• [The task] Reproduce every line of the listing as written, apart from the pictures.

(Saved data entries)
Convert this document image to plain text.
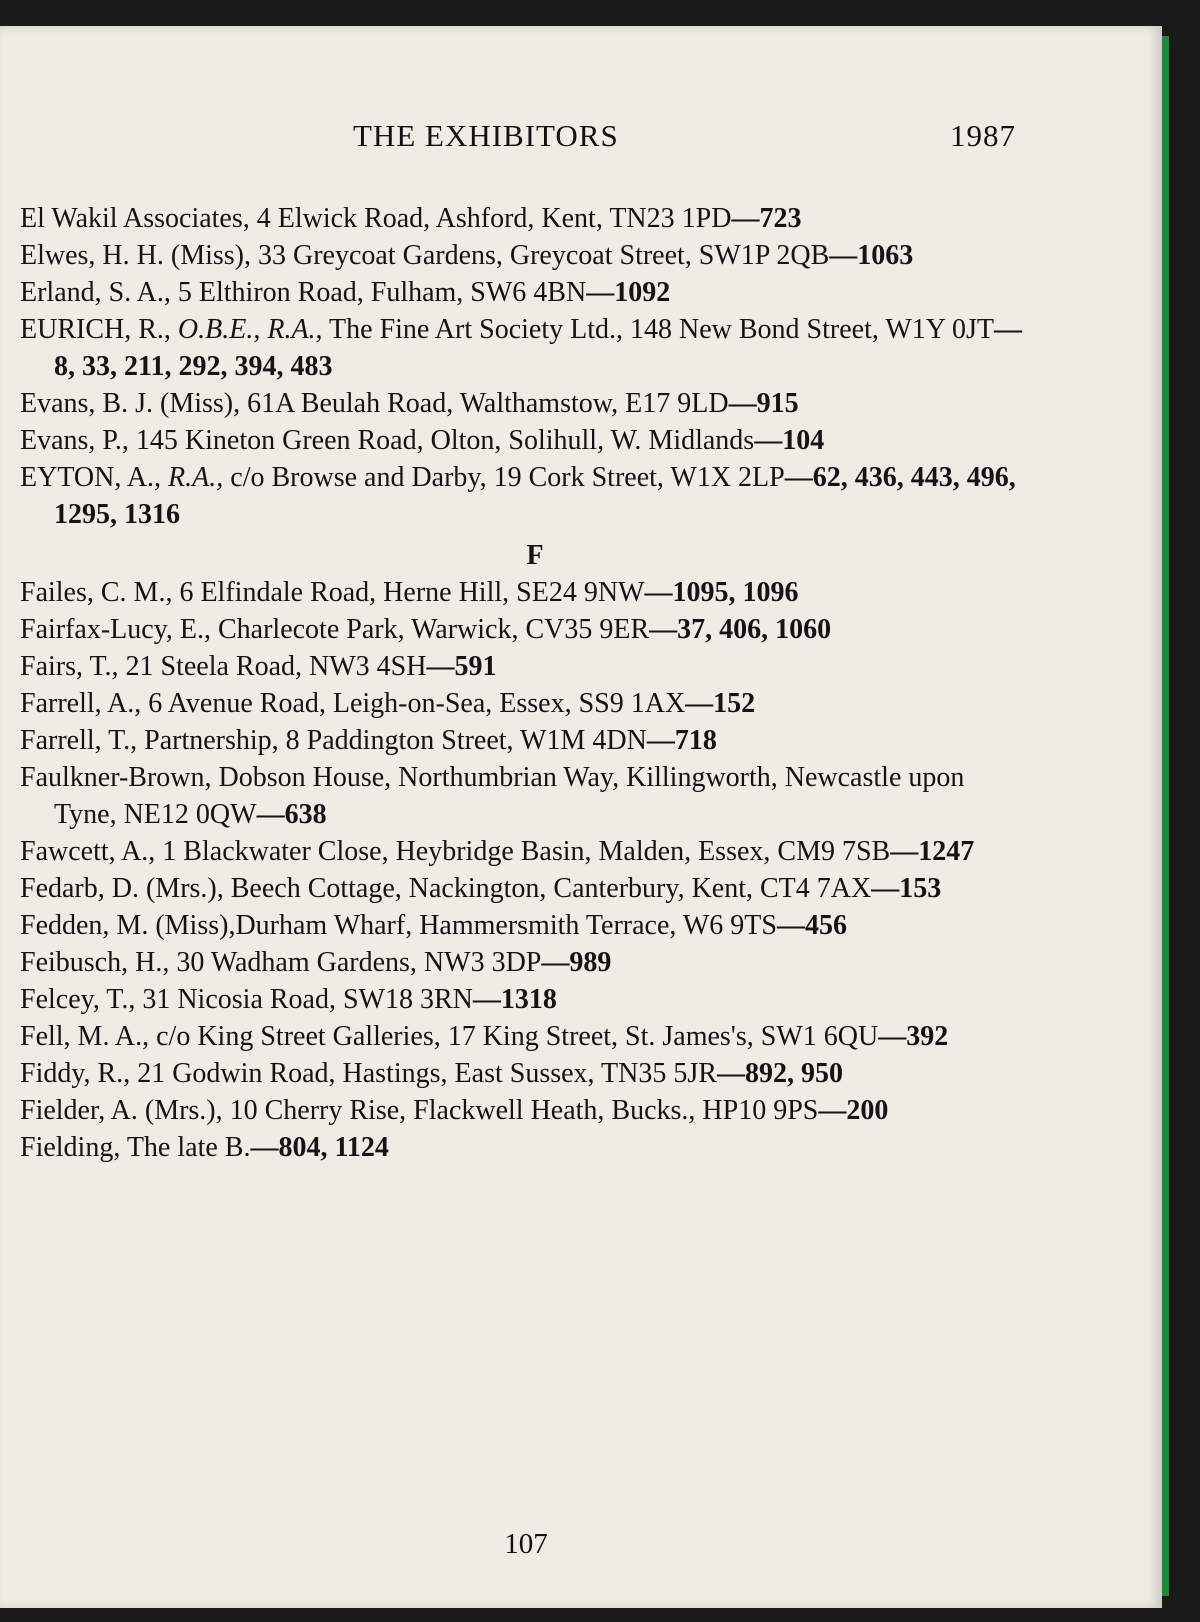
THE EXHIBITORS	1987

El Wakil Associates, 4 Elwick Road, Ashford, Kent, TN23 1PD—723

Elwes, H. H. (Miss), 33 Greycoat Gardens, Greycoat Street, SW1P 2QB—1063

Erland, S. A., 5 Elthiron Road, Fulham, SW6 4BN—1092

EURICH, R., O.B.E., R.A., The Fine Art Society Ltd., 148 New Bond Street, W1Y 0JT—8, 33, 211, 292, 394, 483

Evans, B. J. (Miss), 61A Beulah Road, Walthamstow, E17 9LD—915

Evans, P., 145 Kineton Green Road, Olton, Solihull, W. Midlands—104

EYTON, A., R.A., c/o Browse and Darby, 19 Cork Street, W1X 2LP—62, 436, 443, 496, 1295, 1316

F

Failes, C. M., 6 Elfindale Road, Herne Hill, SE24 9NW—1095, 1096

Fairfax-Lucy, E., Charlecote Park, Warwick, CV35 9ER—37, 406, 1060

Fairs, T., 21 Steela Road, NW3 4SH—591

Farrell, A., 6 Avenue Road, Leigh-on-Sea, Essex, SS9 1AX—152

Farrell, T., Partnership, 8 Paddington Street, W1M 4DN—718

Faulkner-Brown, Dobson House, Northumbrian Way, Killingworth, Newcastle upon Tyne, NE12 0QW—638

Fawcett, A., 1 Blackwater Close, Heybridge Basin, Malden, Essex, CM9 7SB—1247

Fedarb, D. (Mrs.), Beech Cottage, Nackington, Canterbury, Kent, CT4 7AX—153

Fedden, M. (Miss),Durham Wharf, Hammersmith Terrace, W6 9TS—456

Feibusch, H., 30 Wadham Gardens, NW3 3DP—989

Felcey, T., 31 Nicosia Road, SW18 3RN—1318

Fell, M. A., c/o King Street Galleries, 17 King Street, St. James's, SW1 6QU—392

Fiddy, R., 21 Godwin Road, Hastings, East Sussex, TN35 5JR—892, 950

Fielder, A. (Mrs.), 10 Cherry Rise, Flackwell Heath, Bucks., HP10 9PS—200

Fielding, The late B.—804, 1124

107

• [Response for this exercise]
Convert this document image to plain text.
THE EXHIBITORS	1987

El Wakil Associates, 4 Elwick Road, Ashford, Kent, TN23 1PD—723

Elwes, H. H. (Miss), 33 Greycoat Gardens, Greycoat Street, SW1P 2QB—1063

Erland, S. A., 5 Elthiron Road, Fulham, SW6 4BN—1092

EURICH, R., O.B.E., R.A., The Fine Art Society Ltd., 148 New Bond Street, W1Y 0JT—8, 33, 211, 292, 394, 483

Evans, B. J. (Miss), 61A Beulah Road, Walthamstow, E17 9LD—915

Evans, P., 145 Kineton Green Road, Olton, Solihull, W. Midlands—104

EYTON, A., R.A., c/o Browse and Darby, 19 Cork Street, W1X 2LP—62, 436, 443, 496, 1295, 1316

F

Failes, C. M., 6 Elfindale Road, Herne Hill, SE24 9NW—1095, 1096

Fairfax-Lucy, E., Charlecote Park, Warwick, CV35 9ER—37, 406, 1060

Fairs, T., 21 Steela Road, NW3 4SH—591

Farrell, A., 6 Avenue Road, Leigh-on-Sea, Essex, SS9 1AX—152

Farrell, T., Partnership, 8 Paddington Street, W1M 4DN—718

Faulkner-Brown, Dobson House, Northumbrian Way, Killingworth, Newcastle upon Tyne, NE12 0QW—638

Fawcett, A., 1 Blackwater Close, Heybridge Basin, Malden, Essex, CM9 7SB—1247

Fedarb, D. (Mrs.), Beech Cottage, Nackington, Canterbury, Kent, CT4 7AX—153

Fedden, M. (Miss),Durham Wharf, Hammersmith Terrace, W6 9TS—456

Feibusch, H., 30 Wadham Gardens, NW3 3DP—989

Felcey, T., 31 Nicosia Road, SW18 3RN—1318

Fell, M. A., c/o King Street Galleries, 17 King Street, St. James's, SW1 6QU—392

Fiddy, R., 21 Godwin Road, Hastings, East Sussex, TN35 5JR—892, 950

Fielder, A. (Mrs.), 10 Cherry Rise, Flackwell Heath, Bucks., HP10 9PS—200

Fielding, The late B.—804, 1124

107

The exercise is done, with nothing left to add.